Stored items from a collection
....

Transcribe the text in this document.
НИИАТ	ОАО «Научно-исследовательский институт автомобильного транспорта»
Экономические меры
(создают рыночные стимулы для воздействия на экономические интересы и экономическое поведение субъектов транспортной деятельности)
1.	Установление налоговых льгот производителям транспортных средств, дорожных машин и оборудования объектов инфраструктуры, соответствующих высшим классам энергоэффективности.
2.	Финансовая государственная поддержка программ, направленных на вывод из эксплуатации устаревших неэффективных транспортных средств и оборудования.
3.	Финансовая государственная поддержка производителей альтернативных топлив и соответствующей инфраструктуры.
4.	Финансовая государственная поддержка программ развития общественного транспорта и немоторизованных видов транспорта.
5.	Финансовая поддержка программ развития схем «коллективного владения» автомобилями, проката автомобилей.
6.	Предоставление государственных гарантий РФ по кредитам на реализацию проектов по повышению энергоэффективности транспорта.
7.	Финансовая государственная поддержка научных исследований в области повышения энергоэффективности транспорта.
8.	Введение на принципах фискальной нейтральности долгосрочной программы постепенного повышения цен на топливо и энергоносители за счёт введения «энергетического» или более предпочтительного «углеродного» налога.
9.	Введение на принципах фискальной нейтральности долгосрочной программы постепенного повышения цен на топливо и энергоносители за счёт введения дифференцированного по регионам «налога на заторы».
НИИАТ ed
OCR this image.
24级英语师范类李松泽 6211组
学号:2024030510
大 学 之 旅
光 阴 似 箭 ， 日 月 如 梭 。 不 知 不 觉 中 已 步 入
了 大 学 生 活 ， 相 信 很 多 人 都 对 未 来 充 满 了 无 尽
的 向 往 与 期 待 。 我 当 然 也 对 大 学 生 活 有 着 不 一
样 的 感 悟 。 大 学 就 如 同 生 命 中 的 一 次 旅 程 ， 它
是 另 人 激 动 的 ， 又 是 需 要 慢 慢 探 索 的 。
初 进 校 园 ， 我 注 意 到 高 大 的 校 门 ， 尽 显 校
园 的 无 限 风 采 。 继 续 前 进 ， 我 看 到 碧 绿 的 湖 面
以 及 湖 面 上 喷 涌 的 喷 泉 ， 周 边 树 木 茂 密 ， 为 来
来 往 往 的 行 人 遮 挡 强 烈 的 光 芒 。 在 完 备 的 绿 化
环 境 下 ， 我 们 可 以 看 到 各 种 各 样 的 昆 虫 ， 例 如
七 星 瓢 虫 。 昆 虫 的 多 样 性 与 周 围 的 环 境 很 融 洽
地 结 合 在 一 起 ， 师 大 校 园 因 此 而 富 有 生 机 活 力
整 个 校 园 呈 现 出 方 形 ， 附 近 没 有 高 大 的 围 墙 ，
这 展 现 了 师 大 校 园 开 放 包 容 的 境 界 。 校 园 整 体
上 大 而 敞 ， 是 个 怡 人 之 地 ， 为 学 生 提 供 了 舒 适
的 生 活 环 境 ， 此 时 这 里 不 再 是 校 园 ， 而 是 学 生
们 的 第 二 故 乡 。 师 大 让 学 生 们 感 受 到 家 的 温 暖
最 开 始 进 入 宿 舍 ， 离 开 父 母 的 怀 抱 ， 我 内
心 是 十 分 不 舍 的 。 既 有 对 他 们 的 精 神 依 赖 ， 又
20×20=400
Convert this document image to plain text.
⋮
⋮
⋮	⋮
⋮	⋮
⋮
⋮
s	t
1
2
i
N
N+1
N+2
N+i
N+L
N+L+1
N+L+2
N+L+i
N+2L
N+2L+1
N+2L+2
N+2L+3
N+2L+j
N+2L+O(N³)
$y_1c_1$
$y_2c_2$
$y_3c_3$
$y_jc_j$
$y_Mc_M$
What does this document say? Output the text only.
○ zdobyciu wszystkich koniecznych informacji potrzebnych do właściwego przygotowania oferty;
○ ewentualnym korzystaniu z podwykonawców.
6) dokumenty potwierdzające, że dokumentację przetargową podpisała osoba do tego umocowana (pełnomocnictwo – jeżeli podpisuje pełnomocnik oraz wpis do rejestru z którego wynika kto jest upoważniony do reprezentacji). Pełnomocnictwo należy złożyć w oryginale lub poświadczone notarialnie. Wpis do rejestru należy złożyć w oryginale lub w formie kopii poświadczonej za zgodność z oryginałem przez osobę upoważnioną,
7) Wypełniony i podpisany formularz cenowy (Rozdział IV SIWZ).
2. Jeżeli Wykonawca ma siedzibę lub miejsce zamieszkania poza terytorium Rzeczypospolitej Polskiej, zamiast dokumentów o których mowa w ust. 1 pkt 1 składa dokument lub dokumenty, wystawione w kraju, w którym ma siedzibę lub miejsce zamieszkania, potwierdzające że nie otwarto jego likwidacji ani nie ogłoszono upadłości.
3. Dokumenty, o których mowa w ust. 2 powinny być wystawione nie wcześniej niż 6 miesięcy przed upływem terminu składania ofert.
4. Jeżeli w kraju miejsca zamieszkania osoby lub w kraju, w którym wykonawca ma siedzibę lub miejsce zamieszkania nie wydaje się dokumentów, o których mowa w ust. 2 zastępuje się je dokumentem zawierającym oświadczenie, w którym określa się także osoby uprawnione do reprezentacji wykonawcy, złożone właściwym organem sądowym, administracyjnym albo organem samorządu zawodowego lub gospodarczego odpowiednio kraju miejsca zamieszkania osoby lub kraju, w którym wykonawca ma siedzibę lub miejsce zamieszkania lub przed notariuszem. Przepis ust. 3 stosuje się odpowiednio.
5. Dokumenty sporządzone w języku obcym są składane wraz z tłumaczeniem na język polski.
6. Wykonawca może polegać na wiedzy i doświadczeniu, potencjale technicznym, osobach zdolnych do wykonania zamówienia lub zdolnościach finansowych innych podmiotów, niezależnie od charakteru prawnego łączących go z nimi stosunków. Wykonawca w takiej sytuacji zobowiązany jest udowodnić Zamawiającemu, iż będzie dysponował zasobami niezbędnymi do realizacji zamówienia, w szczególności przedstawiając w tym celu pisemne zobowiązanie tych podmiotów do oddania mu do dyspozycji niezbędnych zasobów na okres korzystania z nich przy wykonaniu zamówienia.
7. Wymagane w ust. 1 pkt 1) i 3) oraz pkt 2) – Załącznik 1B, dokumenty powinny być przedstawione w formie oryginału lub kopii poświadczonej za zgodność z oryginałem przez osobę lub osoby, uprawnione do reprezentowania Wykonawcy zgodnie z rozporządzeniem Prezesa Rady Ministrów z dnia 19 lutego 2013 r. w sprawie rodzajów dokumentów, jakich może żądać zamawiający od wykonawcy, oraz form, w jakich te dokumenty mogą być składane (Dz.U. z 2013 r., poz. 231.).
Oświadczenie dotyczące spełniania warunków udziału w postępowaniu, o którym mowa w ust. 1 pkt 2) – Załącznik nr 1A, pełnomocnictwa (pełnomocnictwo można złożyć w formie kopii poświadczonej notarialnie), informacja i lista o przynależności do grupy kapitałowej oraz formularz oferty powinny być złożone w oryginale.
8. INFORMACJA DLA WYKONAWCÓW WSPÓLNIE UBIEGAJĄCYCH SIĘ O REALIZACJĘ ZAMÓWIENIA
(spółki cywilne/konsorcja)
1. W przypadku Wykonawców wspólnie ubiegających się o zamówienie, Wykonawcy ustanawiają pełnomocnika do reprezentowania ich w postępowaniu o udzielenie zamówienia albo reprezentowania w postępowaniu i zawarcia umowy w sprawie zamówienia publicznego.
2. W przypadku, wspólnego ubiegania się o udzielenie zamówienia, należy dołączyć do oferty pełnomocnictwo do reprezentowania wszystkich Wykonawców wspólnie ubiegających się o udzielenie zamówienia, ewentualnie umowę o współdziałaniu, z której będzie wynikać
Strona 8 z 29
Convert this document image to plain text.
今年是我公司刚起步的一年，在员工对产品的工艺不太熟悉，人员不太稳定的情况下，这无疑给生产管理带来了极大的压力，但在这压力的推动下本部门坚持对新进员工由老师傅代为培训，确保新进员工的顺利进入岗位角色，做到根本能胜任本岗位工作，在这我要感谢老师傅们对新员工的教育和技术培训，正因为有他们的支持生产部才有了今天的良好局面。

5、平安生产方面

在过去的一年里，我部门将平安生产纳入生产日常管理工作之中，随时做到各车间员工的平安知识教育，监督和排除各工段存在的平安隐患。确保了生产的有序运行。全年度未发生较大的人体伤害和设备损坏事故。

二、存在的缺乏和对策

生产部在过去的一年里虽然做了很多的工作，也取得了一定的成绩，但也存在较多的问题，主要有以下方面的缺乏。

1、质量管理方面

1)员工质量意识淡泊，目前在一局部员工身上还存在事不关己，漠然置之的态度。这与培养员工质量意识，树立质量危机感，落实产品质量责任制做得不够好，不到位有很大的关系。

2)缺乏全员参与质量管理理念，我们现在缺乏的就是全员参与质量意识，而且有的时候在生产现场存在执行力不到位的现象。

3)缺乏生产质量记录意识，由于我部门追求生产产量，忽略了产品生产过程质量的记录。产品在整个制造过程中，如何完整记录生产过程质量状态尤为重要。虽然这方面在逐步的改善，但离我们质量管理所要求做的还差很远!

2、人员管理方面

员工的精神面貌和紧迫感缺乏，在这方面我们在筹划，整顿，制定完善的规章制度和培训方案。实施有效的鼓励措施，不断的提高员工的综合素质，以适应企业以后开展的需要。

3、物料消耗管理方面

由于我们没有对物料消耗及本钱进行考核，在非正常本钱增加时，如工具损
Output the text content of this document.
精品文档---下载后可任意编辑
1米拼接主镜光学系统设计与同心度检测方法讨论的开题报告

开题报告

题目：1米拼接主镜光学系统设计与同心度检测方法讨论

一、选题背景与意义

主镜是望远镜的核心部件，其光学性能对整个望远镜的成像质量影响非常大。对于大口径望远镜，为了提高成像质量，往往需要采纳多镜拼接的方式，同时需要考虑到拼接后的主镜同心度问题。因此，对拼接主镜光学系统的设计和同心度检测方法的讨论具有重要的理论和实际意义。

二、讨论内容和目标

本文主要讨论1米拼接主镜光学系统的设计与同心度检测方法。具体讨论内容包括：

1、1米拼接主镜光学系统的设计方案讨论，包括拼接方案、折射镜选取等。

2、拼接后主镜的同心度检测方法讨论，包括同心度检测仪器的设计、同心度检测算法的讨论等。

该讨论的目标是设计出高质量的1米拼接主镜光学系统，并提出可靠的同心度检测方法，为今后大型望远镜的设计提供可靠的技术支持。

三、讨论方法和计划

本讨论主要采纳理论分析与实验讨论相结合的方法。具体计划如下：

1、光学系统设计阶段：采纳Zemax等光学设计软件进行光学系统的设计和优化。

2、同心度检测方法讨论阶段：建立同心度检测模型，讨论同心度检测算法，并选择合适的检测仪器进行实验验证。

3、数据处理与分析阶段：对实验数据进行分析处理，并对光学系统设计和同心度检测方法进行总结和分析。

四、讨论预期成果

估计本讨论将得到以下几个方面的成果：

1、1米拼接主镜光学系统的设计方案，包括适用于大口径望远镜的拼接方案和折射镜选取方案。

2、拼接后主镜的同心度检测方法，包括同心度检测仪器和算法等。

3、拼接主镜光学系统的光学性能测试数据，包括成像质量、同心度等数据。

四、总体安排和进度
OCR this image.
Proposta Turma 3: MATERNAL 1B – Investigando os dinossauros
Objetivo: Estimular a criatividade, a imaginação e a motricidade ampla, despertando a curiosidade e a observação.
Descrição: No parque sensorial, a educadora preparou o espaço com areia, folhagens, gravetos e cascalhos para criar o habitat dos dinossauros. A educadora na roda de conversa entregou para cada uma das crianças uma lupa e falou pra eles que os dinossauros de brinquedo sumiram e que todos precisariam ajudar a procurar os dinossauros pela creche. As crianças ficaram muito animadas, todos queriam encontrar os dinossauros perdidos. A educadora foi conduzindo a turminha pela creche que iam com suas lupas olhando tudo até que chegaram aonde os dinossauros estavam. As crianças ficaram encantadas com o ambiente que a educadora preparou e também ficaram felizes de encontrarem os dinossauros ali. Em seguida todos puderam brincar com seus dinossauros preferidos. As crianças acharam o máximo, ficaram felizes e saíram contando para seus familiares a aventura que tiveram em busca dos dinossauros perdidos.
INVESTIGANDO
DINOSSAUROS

....

**Job**
Looking at the records above, report how many lines contain the word "повышения". Answer with the number only.

**Answer to this problem**
3